→ THE TASK
Make an exact copy of all the records.

Records about charts and figures

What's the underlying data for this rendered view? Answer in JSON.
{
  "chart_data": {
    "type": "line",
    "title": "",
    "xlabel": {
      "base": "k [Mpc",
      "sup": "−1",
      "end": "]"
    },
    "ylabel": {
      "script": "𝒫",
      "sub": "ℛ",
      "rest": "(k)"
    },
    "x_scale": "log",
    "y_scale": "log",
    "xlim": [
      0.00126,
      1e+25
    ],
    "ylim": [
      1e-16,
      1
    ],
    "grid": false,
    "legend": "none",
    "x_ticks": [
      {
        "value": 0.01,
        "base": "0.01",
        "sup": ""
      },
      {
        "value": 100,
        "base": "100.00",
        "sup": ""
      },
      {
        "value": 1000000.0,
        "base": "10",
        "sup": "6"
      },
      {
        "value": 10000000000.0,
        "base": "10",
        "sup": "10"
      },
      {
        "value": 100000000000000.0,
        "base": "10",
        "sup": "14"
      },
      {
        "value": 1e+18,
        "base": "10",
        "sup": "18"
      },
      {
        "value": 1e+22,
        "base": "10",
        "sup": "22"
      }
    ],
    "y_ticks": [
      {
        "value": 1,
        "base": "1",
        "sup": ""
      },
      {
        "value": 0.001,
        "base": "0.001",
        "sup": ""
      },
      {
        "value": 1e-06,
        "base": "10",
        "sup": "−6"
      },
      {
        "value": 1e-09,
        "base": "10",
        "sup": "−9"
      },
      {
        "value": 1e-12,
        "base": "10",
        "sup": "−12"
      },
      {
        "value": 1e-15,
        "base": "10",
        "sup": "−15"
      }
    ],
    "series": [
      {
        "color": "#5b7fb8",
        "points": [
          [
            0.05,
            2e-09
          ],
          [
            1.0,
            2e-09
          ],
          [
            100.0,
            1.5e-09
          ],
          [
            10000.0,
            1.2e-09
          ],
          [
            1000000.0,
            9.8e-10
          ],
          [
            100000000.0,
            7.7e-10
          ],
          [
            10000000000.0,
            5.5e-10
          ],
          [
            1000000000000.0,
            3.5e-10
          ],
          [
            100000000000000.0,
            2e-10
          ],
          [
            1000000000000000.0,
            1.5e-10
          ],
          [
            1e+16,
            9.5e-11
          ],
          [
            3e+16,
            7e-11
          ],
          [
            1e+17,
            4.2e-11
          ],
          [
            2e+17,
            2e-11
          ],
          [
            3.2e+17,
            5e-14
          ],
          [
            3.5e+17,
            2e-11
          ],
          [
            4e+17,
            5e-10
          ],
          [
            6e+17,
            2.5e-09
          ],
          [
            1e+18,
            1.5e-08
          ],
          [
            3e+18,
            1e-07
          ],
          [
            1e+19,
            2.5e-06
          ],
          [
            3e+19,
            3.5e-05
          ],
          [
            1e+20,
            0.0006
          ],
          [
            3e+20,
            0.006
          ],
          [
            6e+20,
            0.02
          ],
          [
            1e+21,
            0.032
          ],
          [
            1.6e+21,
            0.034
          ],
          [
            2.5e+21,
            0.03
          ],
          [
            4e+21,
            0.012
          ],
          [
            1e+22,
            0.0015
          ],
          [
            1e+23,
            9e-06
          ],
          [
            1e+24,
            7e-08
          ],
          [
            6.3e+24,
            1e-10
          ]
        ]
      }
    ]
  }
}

→ FINISHED EXERCISE
What's the underlying data for this rendered view? Answer in JSON.
{
  "chart_data": {
    "type": "line",
    "title": "",
    "xlabel": {
      "base": "k [Mpc",
      "sup": "−1",
      "end": "]"
    },
    "ylabel": {
      "script": "𝒫",
      "sub": "ℛ",
      "rest": "(k)"
    },
    "x_scale": "log",
    "y_scale": "log",
    "xlim": [
      0.00126,
      1e+25
    ],
    "ylim": [
      1e-16,
      1
    ],
    "grid": false,
    "legend": "none",
    "x_ticks": [
      {
        "value": 0.01,
        "base": "0.01",
        "sup": ""
      },
      {
        "value": 100,
        "base": "100.00",
        "sup": ""
      },
      {
        "value": 1000000.0,
        "base": "10",
        "sup": "6"
      },
      {
        "value": 10000000000.0,
        "base": "10",
        "sup": "10"
      },
      {
        "value": 100000000000000.0,
        "base": "10",
        "sup": "14"
      },
      {
        "value": 1e+18,
        "base": "10",
        "sup": "18"
      },
      {
        "value": 1e+22,
        "base": "10",
        "sup": "22"
      }
    ],
    "y_ticks": [
      {
        "value": 1,
        "base": "1",
        "sup": ""
      },
      {
        "value": 0.001,
        "base": "0.001",
        "sup": ""
      },
      {
        "value": 1e-06,
        "base": "10",
        "sup": "−6"
      },
      {
        "value": 1e-09,
        "base": "10",
        "sup": "−9"
      },
      {
        "value": 1e-12,
        "base": "10",
        "sup": "−12"
      },
      {
        "value": 1e-15,
        "base": "10",
        "sup": "−15"
      }
    ],
    "series": [
      {
        "color": "#5b7fb8",
        "points": [
          [
            0.05,
            2e-09
          ],
          [
            1.0,
            2e-09
          ],
          [
            100.0,
            1.5e-09
          ],
          [
            10000.0,
            1.2e-09
          ],
          [
            1000000.0,
            9.8e-10
          ],
          [
            100000000.0,
            7.7e-10
          ],
          [
            10000000000.0,
            5.5e-10
          ],
          [
            1000000000000.0,
            3.5e-10
          ],
          [
            100000000000000.0,
            2e-10
          ],
          [
            1000000000000000.0,
            1.5e-10
          ],
          [
            1e+16,
            9.5e-11
          ],
          [
            3e+16,
            7e-11
          ],
          [
            1e+17,
            4.2e-11
          ],
          [
            2e+17,
            2e-11
          ],
          [
            3.2e+17,
            5e-14
          ],
          [
            3.5e+17,
            2e-11
          ],
          [
            4e+17,
            5e-10
          ],
          [
            6e+17,
            2.5e-09
          ],
          [
            1e+18,
            1.5e-08
          ],
          [
            3e+18,
            1e-07
          ],
          [
            1e+19,
            2.5e-06
          ],
          [
            3e+19,
            3.5e-05
          ],
          [
            1e+20,
            0.0006
          ],
          [
            3e+20,
            0.006
          ],
          [
            6e+20,
            0.02
          ],
          [
            1e+21,
            0.032
          ],
          [
            1.6e+21,
            0.034
          ],
          [
            2.5e+21,
            0.03
          ],
          [
            4e+21,
            0.012
          ],
          [
            1e+22,
            0.0015
          ],
          [
            1e+23,
            9e-06
          ],
          [
            1e+24,
            7e-08
          ],
          [
            6.3e+24,
            1e-10
          ]
        ]
      }
    ]
  }
}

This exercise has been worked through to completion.